What is being asked:
Whenever the word "improve" appears in a line of the data below, copy that line.

(Task inputs Opens)

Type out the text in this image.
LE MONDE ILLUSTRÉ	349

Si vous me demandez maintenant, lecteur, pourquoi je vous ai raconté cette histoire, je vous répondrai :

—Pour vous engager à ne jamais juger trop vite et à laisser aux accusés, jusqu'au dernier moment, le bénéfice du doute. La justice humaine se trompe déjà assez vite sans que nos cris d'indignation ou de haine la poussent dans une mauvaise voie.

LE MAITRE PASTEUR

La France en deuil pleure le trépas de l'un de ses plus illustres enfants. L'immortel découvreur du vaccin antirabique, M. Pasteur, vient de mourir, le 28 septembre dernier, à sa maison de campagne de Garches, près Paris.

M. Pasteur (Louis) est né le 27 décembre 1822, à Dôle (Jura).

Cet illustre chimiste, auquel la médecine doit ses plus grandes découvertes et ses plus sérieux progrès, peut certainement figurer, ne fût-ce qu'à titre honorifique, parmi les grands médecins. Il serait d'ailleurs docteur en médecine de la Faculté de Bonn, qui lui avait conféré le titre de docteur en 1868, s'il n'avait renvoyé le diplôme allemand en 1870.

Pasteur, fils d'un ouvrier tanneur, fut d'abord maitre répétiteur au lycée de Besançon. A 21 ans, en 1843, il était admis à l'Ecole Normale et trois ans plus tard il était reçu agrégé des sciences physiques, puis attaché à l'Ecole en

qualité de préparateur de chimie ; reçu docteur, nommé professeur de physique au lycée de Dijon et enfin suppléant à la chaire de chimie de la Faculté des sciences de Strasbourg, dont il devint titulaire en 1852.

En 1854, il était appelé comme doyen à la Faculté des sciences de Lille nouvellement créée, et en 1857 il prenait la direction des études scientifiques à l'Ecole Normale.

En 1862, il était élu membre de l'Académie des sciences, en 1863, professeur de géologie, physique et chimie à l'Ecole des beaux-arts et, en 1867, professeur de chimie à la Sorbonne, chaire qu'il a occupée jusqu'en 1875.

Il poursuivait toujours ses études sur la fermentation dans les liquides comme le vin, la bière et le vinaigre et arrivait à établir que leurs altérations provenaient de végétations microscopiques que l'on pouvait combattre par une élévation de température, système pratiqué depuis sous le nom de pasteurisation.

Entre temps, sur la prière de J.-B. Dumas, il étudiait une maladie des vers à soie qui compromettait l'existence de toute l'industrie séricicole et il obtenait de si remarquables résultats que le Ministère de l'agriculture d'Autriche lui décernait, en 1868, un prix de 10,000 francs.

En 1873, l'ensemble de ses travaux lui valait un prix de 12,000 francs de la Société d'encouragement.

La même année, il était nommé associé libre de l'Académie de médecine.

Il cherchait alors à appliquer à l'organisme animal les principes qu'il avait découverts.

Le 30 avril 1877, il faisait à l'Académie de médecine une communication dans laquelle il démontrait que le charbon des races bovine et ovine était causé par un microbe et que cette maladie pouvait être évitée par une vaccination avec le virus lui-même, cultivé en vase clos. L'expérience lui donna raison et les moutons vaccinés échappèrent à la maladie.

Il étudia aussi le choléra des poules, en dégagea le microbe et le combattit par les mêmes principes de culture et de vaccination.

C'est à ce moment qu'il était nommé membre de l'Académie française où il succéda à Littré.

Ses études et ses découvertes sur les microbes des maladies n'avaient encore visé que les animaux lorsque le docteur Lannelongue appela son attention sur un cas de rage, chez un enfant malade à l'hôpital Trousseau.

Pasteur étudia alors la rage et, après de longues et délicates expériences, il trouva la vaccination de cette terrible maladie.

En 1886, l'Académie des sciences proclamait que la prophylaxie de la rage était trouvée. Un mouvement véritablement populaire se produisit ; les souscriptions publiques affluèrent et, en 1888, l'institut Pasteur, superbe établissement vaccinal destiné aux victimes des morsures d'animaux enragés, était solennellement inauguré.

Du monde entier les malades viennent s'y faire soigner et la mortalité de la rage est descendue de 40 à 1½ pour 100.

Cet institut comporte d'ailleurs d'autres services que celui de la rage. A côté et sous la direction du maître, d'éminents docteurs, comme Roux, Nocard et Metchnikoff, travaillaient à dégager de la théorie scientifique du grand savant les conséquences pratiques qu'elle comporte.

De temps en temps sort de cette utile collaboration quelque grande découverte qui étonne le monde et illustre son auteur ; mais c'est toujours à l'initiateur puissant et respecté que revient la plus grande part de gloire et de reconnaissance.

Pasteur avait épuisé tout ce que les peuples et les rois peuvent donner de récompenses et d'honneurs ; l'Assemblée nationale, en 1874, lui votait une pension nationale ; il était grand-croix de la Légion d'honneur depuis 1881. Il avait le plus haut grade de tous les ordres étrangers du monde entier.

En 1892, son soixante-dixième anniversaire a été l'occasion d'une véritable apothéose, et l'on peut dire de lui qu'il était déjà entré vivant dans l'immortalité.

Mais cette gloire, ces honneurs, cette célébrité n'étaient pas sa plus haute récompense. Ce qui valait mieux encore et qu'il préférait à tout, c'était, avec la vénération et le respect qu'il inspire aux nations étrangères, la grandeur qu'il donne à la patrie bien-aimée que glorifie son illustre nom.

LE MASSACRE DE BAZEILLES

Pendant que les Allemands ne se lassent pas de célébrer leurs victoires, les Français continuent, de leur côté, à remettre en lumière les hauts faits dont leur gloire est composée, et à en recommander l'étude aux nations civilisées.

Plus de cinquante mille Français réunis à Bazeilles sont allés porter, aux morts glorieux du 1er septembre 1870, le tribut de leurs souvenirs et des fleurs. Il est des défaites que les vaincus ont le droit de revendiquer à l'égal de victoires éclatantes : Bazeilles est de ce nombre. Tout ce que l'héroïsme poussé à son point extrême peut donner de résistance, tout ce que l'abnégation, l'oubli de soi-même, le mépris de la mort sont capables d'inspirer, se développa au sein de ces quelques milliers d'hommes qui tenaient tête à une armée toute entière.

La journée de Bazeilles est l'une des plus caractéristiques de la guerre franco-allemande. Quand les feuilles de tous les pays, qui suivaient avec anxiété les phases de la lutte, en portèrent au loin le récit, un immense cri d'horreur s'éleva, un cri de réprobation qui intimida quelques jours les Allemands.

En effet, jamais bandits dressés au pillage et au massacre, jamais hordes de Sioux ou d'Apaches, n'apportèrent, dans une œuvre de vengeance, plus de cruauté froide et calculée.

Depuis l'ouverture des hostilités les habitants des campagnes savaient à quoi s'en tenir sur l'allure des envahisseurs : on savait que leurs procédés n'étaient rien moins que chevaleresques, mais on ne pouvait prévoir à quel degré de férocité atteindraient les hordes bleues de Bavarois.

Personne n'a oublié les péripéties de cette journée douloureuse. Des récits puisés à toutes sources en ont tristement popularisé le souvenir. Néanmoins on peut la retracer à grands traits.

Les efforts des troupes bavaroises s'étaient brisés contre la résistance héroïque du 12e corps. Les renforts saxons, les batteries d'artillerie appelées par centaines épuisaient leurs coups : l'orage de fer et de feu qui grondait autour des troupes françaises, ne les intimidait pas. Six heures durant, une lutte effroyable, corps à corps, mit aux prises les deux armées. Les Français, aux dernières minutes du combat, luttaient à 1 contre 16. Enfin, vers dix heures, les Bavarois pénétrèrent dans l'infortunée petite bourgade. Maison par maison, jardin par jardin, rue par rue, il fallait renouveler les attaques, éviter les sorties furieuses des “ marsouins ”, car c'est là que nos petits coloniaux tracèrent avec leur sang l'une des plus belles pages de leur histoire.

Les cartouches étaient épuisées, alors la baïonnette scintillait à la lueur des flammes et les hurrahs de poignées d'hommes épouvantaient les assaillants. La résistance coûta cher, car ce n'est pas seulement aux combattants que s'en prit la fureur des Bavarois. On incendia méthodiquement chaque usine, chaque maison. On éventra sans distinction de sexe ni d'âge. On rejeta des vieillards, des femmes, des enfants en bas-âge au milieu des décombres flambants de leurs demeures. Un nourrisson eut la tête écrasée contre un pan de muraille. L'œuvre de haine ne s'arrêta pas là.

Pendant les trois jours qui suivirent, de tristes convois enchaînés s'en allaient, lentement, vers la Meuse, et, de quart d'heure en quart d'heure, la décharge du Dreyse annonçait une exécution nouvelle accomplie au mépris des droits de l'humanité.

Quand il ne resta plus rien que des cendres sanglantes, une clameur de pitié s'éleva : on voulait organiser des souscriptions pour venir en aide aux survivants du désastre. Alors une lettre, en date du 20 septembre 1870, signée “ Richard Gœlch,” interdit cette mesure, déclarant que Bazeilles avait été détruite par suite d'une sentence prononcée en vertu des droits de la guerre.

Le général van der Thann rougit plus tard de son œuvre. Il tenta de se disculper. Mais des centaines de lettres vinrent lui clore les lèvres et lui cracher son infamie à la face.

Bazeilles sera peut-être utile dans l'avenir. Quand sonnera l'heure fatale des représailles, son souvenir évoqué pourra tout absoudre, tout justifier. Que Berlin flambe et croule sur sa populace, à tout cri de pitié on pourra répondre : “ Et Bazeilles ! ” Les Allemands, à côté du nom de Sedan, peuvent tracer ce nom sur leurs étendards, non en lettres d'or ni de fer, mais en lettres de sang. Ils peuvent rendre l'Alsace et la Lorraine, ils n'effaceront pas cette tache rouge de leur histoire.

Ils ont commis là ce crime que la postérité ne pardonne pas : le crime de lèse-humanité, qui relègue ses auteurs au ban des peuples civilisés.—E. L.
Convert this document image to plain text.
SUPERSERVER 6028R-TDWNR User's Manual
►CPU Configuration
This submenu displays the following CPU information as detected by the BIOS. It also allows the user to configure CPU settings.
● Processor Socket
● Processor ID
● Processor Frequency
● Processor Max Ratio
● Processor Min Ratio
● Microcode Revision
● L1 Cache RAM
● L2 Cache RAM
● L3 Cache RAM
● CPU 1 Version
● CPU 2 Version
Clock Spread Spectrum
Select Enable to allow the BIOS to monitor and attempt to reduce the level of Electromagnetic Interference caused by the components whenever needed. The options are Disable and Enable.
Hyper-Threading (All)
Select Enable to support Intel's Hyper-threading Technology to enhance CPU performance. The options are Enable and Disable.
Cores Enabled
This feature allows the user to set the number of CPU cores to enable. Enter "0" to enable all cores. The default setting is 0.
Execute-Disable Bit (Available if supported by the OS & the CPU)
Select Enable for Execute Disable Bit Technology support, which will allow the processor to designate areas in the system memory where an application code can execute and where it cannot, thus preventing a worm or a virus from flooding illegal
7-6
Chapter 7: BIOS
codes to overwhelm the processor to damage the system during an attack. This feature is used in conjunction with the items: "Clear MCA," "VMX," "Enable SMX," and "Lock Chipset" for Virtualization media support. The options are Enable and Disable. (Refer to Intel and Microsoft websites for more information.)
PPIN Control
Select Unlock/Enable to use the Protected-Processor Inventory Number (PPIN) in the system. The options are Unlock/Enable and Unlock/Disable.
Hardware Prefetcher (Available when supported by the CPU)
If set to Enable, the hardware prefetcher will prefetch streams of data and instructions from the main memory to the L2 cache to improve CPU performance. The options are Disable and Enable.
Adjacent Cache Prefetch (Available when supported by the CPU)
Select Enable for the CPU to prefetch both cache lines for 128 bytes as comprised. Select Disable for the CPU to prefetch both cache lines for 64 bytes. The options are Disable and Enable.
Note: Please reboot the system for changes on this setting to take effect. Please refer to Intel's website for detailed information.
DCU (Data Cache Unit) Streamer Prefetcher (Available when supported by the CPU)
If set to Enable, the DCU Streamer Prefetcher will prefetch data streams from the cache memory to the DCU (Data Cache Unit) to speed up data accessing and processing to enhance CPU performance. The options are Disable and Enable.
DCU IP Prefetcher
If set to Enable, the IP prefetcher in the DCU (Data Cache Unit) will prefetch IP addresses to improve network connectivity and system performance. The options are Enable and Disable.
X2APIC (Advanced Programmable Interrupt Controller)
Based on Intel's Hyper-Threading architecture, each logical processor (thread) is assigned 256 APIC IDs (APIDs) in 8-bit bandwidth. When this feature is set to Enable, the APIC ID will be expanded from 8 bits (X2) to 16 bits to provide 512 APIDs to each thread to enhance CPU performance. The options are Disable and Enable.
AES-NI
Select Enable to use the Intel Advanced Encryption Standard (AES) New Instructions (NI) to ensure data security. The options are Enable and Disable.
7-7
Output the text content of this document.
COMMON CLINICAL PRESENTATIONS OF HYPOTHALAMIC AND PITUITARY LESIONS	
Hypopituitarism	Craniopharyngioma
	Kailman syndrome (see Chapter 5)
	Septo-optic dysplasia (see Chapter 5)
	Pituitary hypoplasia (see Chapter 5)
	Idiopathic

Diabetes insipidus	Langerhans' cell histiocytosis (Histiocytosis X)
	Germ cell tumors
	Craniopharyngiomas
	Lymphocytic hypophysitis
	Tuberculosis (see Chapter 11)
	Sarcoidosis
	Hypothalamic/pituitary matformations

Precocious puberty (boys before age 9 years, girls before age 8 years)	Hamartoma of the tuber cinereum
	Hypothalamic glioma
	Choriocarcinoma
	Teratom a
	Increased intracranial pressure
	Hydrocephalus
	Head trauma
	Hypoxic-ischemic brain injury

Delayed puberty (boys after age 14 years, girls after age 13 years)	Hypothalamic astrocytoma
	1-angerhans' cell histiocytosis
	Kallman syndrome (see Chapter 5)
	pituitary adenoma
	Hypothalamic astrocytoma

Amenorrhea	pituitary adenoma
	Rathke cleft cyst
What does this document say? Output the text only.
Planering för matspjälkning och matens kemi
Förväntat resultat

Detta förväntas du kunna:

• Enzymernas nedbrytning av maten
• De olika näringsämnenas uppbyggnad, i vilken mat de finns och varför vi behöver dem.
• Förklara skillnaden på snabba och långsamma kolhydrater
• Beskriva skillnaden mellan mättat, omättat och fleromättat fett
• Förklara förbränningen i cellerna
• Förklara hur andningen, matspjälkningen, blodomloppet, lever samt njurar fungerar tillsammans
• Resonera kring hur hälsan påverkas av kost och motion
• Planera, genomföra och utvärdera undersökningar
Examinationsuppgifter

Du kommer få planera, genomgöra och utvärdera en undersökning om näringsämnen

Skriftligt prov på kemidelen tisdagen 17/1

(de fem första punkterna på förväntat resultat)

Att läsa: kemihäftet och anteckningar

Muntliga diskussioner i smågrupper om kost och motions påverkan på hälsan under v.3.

(Task inputs Closes)

Response to this task:
If set to Enable, the hardware prefetcher will prefetch streams of data and instructions from the main memory to the L2 cache to improve CPU performance. The options are Disable and Enable.
If set to Enable, the IP prefetcher in the DCU (Data Cache Unit) will prefetch IP addresses to improve network connectivity and system performance. The options are Enable and Disable.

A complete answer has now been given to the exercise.